Stated task: Can you reproduce the data beneath, keeping every line exact?

>> Begin Excerpted data

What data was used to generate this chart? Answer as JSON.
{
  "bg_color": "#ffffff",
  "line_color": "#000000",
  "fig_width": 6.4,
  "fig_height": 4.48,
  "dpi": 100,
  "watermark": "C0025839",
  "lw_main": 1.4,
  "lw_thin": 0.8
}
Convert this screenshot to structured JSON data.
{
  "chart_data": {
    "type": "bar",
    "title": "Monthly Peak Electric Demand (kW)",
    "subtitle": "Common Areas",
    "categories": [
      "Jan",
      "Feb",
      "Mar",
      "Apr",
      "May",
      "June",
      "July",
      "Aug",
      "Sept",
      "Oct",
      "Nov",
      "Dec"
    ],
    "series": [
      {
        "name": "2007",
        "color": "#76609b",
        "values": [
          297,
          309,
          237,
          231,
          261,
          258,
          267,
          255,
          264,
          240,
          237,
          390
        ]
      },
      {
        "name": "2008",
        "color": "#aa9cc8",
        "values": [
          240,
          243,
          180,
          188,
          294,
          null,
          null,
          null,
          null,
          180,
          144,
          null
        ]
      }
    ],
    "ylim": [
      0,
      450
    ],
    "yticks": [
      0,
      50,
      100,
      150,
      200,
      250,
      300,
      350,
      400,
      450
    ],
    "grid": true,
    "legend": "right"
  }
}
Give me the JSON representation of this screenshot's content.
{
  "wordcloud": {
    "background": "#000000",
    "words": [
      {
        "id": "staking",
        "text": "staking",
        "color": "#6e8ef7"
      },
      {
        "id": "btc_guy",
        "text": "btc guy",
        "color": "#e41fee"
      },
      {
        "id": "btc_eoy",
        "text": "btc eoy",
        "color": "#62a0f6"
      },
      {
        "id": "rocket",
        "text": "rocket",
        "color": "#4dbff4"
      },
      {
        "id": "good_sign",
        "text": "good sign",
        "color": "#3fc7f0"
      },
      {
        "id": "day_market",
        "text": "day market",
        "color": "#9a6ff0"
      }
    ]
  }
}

>> End Excerpted data

Response:
What data was used to generate this chart? Answer as JSON.
{
  "bg_color": "#ffffff",
  "line_color": "#000000",
  "fig_width": 6.4,
  "fig_height": 4.48,
  "dpi": 100,
  "watermark": "C0025839",
  "lw_main": 1.4,
  "lw_thin": 0.8
}
Convert this screenshot to structured JSON data.
{
  "chart_data": {
    "type": "bar",
    "title": "Monthly Peak Electric Demand (kW)",
    "subtitle": "Common Areas",
    "categories": [
      "Jan",
      "Feb",
      "Mar",
      "Apr",
      "May",
      "June",
      "July",
      "Aug",
      "Sept",
      "Oct",
      "Nov",
      "Dec"
    ],
    "series": [
      {
        "name": "2007",
        "color": "#76609b",
        "values": [
          297,
          309,
          237,
          231,
          261,
          258,
          267,
          255,
          264,
          240,
          237,
          390
        ]
      },
      {
        "name": "2008",
        "color": "#aa9cc8",
        "values": [
          240,
          243,
          180,
          188,
          294,
          null,
          null,
          null,
          null,
          180,
          144,
          null
        ]
      }
    ],
    "ylim": [
      0,
      450
    ],
    "yticks": [
      0,
      50,
      100,
      150,
      200,
      250,
      300,
      350,
      400,
      450
    ],
    "grid": true,
    "legend": "right"
  }
}
Give me the JSON representation of this screenshot's content.
{
  "wordcloud": {
    "background": "#000000",
    "words": [
      {
        "id": "staking",
        "text": "staking",
        "color": "#6e8ef7"
      },
      {
        "id": "btc_guy",
        "text": "btc guy",
        "color": "#e41fee"
      },
      {
        "id": "btc_eoy",
        "text": "btc eoy",
        "color": "#62a0f6"
      },
      {
        "id": "rocket",
        "text": "rocket",
        "color": "#4dbff4"
      },
      {
        "id": "good_sign",
        "text": "good sign",
        "color": "#3fc7f0"
      },
      {
        "id": "day_market",
        "text": "day market",
        "color": "#9a6ff0"
      }
    ]
  }
}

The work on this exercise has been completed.